◆ WHAT YOU SHOULD DO: Return each line of the listing that contains the string "Dioxide".

◆ INFORMATION SUPPLIED:

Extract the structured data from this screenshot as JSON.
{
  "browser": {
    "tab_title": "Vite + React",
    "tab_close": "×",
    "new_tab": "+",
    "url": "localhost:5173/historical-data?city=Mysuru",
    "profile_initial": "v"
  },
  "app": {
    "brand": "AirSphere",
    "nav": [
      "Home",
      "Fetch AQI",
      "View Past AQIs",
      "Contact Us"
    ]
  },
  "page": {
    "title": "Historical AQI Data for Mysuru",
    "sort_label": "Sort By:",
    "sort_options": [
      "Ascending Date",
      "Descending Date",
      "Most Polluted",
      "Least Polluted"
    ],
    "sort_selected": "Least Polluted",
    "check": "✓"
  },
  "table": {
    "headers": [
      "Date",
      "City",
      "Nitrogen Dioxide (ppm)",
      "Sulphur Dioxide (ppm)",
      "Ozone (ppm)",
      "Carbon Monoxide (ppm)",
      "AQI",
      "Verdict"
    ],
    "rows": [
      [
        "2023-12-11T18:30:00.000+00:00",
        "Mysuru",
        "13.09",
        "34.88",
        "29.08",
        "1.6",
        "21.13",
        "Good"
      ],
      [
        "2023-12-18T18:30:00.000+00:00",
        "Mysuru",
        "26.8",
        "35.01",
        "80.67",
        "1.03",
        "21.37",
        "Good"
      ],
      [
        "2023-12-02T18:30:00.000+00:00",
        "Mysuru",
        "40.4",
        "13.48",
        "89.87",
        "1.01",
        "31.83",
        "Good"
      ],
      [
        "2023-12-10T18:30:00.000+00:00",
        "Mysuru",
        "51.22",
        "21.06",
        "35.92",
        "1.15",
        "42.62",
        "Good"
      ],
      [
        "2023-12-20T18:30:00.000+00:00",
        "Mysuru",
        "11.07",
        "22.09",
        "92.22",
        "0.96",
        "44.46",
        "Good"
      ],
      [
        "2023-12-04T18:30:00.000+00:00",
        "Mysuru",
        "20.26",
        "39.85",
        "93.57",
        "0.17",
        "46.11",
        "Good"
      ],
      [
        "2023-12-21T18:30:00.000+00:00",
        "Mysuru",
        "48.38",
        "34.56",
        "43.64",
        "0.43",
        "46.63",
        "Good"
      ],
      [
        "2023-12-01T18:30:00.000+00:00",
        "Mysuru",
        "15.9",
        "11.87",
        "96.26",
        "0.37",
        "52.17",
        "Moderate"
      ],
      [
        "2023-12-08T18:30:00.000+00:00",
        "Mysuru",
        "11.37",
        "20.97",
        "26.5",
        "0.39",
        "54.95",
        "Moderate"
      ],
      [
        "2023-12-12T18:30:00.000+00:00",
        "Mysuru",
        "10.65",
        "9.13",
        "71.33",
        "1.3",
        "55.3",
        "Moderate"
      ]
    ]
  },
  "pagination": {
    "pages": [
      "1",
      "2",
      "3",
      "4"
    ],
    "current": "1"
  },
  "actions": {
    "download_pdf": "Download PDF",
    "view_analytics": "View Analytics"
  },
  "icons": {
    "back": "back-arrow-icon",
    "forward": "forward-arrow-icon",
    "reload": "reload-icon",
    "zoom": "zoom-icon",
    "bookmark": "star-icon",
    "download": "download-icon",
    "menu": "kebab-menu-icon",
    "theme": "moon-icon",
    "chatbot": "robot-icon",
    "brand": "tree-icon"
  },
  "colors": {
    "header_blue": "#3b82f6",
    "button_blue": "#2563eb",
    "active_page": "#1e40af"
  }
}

◆ COMPLETE ANSWER:
      "Nitrogen Dioxide (ppm)",
      "Sulphur Dioxide (ppm)",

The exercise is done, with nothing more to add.